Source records

────────────────────

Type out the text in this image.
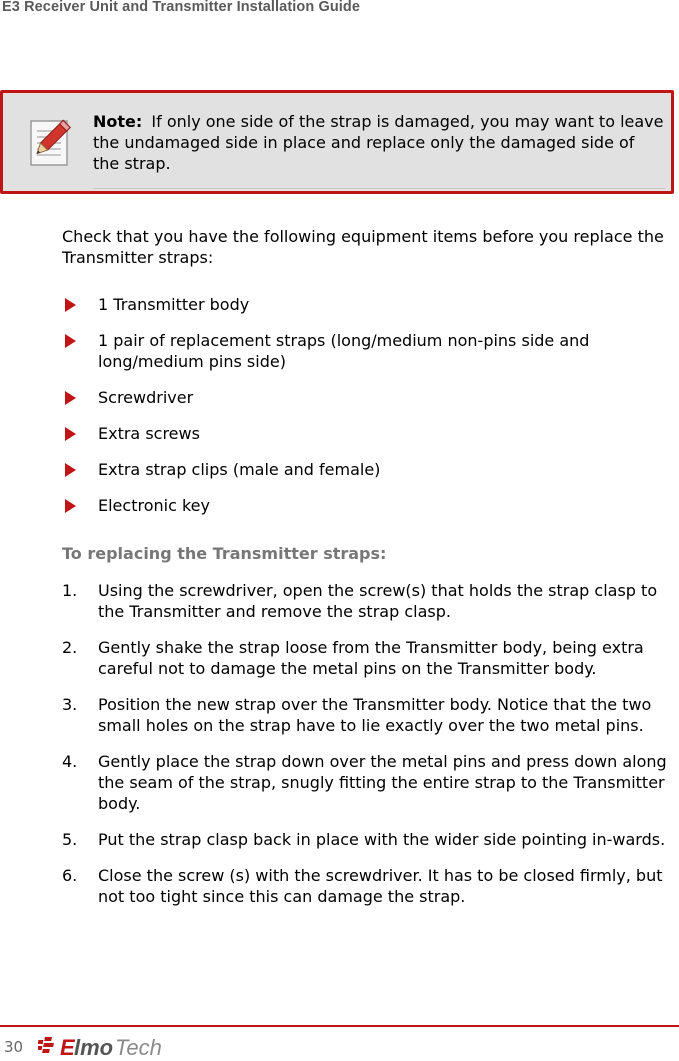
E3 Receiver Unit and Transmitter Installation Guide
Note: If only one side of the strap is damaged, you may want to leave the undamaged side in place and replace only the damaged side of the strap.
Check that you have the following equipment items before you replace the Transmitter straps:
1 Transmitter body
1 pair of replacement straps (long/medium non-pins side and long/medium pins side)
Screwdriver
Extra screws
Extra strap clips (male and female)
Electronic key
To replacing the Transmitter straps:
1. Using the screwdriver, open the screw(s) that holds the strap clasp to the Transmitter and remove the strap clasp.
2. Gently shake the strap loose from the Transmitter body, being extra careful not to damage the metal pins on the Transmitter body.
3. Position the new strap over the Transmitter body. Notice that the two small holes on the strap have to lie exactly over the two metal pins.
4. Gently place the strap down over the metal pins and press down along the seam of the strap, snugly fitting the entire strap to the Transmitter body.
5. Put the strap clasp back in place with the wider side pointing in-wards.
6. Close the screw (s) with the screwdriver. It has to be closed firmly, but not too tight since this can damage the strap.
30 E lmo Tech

────────────────────

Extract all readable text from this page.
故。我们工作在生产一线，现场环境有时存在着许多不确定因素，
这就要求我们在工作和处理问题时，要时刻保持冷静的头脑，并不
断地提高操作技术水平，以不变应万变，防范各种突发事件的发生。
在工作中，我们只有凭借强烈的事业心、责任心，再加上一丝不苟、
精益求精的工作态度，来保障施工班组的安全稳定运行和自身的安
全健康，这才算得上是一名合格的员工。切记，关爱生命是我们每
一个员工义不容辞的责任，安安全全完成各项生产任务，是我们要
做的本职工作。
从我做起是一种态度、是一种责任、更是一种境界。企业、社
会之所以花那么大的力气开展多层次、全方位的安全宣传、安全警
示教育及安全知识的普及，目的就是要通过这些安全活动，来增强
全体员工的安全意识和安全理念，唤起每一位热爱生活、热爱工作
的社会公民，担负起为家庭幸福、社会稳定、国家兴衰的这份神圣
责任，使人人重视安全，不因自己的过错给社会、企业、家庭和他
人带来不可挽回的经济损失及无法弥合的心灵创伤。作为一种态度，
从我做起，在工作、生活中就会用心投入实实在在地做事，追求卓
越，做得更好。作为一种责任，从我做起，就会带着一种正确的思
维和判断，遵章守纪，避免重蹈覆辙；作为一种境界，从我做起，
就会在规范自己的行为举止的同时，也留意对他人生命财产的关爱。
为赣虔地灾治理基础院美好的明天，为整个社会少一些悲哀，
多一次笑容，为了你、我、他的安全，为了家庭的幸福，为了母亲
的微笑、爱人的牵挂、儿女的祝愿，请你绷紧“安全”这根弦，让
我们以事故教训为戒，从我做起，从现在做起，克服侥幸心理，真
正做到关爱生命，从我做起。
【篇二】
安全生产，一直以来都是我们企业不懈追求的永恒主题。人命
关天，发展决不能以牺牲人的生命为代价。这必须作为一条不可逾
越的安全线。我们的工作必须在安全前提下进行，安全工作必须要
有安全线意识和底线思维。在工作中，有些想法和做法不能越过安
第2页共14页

────────────────────

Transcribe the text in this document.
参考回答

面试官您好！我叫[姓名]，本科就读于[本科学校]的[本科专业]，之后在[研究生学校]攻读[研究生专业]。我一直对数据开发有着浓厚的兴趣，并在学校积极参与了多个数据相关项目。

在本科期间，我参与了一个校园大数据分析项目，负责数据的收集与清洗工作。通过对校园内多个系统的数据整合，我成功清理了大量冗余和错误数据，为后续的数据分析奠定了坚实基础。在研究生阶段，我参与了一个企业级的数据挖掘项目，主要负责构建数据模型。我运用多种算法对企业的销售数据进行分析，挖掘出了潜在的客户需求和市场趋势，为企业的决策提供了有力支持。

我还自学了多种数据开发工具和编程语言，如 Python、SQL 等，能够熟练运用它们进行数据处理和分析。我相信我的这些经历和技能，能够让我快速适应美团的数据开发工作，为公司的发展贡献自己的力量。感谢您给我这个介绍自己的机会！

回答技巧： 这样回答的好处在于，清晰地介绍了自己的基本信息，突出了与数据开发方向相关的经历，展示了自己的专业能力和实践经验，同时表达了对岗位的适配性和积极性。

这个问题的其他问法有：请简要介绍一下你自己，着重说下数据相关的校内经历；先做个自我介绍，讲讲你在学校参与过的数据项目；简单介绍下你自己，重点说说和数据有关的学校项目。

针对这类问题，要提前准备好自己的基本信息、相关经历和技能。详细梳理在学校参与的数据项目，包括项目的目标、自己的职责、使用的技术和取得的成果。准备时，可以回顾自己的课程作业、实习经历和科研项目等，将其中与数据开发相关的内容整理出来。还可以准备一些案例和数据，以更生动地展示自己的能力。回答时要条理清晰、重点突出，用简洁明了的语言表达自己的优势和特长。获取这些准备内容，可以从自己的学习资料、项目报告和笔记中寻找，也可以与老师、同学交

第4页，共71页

────────────────────

- **Aim**:
Pull every line containing "side" out of the data above.

- **Task response**:
Note: If only one side of the strap is damaged, you may want to leave the undamaged side in place and replace only the damaged side of the strap.
1 pair of replacement straps (long/medium non-pins side and long/medium pins side)
5. Put the strap clasp back in place with the wider side pointing in-wards.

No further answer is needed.